Your objective
Read through the data and count the lines that contain the string "Director"; give only the result.
======== Record excerpts
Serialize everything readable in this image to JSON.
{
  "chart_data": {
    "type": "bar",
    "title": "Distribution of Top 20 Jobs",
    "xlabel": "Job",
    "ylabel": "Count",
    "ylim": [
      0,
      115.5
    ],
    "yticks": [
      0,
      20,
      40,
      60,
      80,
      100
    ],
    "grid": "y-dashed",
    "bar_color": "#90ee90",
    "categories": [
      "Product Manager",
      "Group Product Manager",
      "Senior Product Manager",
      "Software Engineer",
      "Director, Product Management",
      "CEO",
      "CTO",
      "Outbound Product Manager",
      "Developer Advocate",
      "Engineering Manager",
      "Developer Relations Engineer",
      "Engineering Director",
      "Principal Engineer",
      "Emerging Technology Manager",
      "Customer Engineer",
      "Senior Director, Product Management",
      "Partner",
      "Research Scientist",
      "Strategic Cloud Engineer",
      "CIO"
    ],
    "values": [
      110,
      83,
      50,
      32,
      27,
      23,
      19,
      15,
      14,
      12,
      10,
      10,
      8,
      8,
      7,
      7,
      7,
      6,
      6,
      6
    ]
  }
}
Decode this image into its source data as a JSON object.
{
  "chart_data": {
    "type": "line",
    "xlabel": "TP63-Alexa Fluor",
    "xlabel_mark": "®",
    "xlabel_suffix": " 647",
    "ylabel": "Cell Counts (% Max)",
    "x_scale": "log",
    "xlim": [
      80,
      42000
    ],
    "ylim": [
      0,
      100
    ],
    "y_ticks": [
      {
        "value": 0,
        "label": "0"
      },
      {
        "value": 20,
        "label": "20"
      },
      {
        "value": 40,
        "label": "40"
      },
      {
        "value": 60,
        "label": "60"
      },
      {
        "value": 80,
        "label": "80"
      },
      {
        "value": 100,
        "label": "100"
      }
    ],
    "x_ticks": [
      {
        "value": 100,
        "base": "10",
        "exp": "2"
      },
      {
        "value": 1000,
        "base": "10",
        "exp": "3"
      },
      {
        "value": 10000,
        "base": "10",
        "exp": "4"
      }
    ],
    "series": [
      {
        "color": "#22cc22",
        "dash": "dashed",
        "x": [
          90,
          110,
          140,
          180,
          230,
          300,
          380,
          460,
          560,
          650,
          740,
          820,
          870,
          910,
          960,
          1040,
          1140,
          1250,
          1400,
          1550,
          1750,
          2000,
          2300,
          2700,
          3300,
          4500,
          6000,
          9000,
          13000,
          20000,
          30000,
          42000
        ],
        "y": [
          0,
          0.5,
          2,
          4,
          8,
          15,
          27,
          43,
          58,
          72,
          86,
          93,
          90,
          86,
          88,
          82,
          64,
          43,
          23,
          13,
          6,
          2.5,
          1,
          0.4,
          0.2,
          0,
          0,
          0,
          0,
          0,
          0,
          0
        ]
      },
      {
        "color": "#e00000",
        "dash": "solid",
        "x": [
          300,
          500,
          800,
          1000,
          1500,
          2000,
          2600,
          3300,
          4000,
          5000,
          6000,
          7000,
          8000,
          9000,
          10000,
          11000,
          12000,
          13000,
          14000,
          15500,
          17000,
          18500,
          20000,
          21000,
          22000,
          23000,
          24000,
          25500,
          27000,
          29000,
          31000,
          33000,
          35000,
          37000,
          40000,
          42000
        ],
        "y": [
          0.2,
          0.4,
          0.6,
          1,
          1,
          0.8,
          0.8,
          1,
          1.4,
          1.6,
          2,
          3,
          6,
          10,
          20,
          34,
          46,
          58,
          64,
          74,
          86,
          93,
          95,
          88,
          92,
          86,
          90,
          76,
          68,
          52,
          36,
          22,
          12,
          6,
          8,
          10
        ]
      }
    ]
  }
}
================
Solution to this exercise
3